Task brief → Quote the listing below in full and exactly as written, but omit every picture.
_ _ _ _ _
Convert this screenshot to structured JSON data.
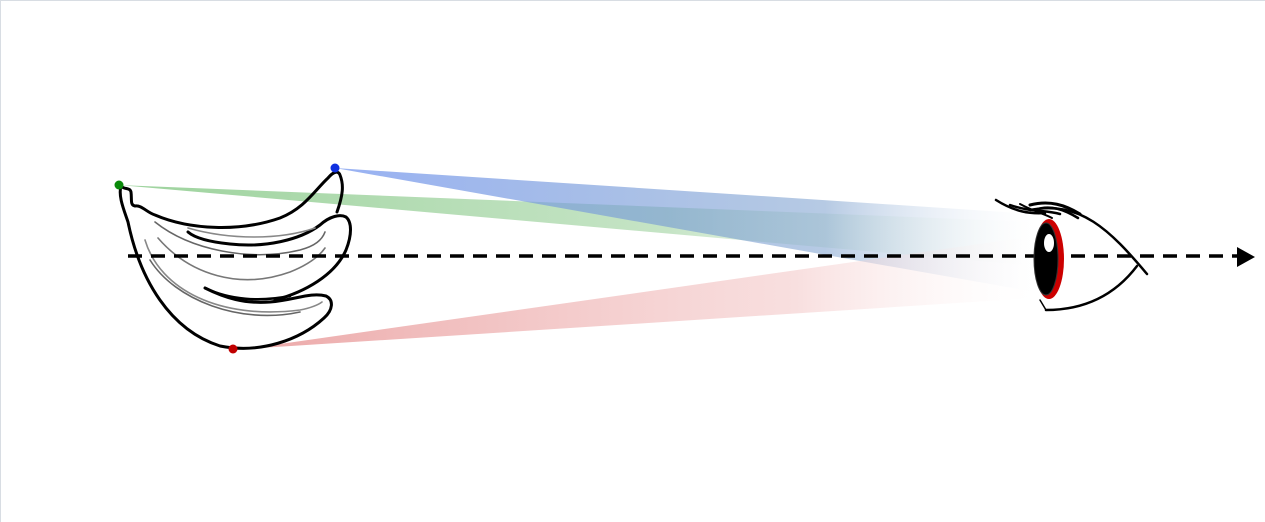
{
  "colors": {
    "green_point": "#0a8a0a",
    "blue_point": "#1030e0",
    "red_point": "#c00000",
    "green_beam": "#7cc47c",
    "blue_beam": "#7f9ef0",
    "red_beam": "#e58a8a",
    "iris_ring": "#cc0000",
    "outline": "#000000"
  },
  "icons": {
    "object": "banana-bunch",
    "observer": "eye",
    "axis": "dashed-arrow"
  }
}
_ _ _ _ _
Task output →
Convert this screenshot to structured JSON data.
{
  "colors": {
    "green_point": "#0a8a0a",
    "blue_point": "#1030e0",
    "red_point": "#c00000",
    "green_beam": "#7cc47c",
    "blue_beam": "#7f9ef0",
    "red_beam": "#e58a8a",
    "iris_ring": "#cc0000",
    "outline": "#000000"
  },
  "icons": {
    "object": "banana-bunch",
    "observer": "eye",
    "axis": "dashed-arrow"
  }
}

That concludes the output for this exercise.